* **WHAT TO PRODUCE**: Write out the material between the lines holding "List UI elements" and "x-tick-label: 80 xyxy=(790,779,809,798)", inclusive, with no changes.

* **RECORDS FOR THIS TASK**:
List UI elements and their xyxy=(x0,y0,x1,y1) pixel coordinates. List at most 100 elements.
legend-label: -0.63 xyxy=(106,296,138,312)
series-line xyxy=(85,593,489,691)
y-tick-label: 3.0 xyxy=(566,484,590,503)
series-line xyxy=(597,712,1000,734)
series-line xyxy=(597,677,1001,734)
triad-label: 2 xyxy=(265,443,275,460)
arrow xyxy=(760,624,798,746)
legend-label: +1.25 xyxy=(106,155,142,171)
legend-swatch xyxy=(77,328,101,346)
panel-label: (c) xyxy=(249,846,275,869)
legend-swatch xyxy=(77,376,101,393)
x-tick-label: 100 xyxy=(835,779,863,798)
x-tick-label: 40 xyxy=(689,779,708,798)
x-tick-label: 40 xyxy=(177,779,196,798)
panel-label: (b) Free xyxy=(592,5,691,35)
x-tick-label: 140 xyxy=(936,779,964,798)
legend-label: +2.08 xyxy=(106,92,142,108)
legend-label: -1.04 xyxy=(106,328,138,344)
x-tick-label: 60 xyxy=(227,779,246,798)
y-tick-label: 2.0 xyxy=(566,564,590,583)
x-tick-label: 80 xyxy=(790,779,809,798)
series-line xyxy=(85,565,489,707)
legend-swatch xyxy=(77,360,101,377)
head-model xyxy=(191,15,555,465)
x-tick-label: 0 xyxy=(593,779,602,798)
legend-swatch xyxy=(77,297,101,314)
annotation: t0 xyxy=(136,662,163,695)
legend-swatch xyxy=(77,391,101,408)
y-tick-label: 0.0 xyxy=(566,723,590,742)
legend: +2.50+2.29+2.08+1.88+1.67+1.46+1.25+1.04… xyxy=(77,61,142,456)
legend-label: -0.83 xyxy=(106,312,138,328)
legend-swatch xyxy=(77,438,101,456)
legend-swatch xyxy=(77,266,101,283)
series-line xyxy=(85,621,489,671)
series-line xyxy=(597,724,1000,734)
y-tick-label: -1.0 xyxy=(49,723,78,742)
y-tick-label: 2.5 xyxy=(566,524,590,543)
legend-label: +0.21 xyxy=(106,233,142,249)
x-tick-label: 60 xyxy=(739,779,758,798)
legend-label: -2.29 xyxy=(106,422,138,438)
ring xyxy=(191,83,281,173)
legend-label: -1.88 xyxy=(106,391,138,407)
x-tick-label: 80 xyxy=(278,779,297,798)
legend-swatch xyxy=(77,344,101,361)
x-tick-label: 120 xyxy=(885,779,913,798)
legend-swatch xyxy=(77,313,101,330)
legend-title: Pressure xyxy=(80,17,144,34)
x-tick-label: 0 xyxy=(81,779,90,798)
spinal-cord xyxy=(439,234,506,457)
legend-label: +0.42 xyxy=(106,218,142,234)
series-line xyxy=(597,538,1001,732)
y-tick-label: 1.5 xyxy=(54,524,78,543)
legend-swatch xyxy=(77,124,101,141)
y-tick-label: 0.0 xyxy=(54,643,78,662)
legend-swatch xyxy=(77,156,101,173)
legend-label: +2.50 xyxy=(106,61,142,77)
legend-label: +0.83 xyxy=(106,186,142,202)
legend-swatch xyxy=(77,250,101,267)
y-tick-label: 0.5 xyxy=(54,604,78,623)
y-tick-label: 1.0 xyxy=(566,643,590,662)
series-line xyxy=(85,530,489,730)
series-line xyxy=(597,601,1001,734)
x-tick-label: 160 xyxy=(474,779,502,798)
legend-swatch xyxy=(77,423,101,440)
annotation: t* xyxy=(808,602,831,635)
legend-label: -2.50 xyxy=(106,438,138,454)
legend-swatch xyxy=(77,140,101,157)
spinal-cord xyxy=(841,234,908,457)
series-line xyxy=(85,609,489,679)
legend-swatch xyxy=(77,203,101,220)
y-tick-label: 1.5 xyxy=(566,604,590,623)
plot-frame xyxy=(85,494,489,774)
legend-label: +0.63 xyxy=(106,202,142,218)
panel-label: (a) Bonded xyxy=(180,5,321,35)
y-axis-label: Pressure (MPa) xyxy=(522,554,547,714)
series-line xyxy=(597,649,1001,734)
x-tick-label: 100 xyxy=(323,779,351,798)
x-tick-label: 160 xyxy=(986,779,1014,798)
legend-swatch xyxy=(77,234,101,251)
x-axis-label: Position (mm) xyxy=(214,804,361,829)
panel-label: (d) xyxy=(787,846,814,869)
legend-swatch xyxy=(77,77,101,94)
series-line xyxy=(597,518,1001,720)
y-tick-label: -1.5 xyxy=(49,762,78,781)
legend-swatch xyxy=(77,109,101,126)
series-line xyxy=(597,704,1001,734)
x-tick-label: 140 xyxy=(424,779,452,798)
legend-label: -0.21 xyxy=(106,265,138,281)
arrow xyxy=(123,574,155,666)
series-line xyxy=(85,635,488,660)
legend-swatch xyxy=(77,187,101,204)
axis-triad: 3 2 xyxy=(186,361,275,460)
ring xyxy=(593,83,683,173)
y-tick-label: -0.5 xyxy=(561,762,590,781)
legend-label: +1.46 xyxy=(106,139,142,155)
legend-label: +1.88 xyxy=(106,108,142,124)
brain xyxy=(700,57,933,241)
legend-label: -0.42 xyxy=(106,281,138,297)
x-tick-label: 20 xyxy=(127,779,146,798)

==

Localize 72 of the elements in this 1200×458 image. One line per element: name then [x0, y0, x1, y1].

* **OUTPUT FOR THIS EXERCISE**:
List UI elements and their xyxy=(x0,y0,x1,y1) pixel coordinates. List at most 100 elements.
legend-label: -0.63 xyxy=(106,296,138,312)
series-line xyxy=(85,593,489,691)
y-tick-label: 3.0 xyxy=(566,484,590,503)
series-line xyxy=(597,712,1000,734)
series-line xyxy=(597,677,1001,734)
triad-label: 2 xyxy=(265,443,275,460)
arrow xyxy=(760,624,798,746)
legend-label: +1.25 xyxy=(106,155,142,171)
legend-swatch xyxy=(77,328,101,346)
panel-label: (c) xyxy=(249,846,275,869)
legend-swatch xyxy=(77,376,101,393)
x-tick-label: 100 xyxy=(835,779,863,798)
x-tick-label: 40 xyxy=(689,779,708,798)
x-tick-label: 40 xyxy=(177,779,196,798)
panel-label: (b) Free xyxy=(592,5,691,35)
x-tick-label: 140 xyxy=(936,779,964,798)
legend-label: +2.08 xyxy=(106,92,142,108)
legend-label: -1.04 xyxy=(106,328,138,344)
x-tick-label: 60 xyxy=(227,779,246,798)
y-tick-label: 2.0 xyxy=(566,564,590,583)
x-tick-label: 80 xyxy=(790,779,809,798)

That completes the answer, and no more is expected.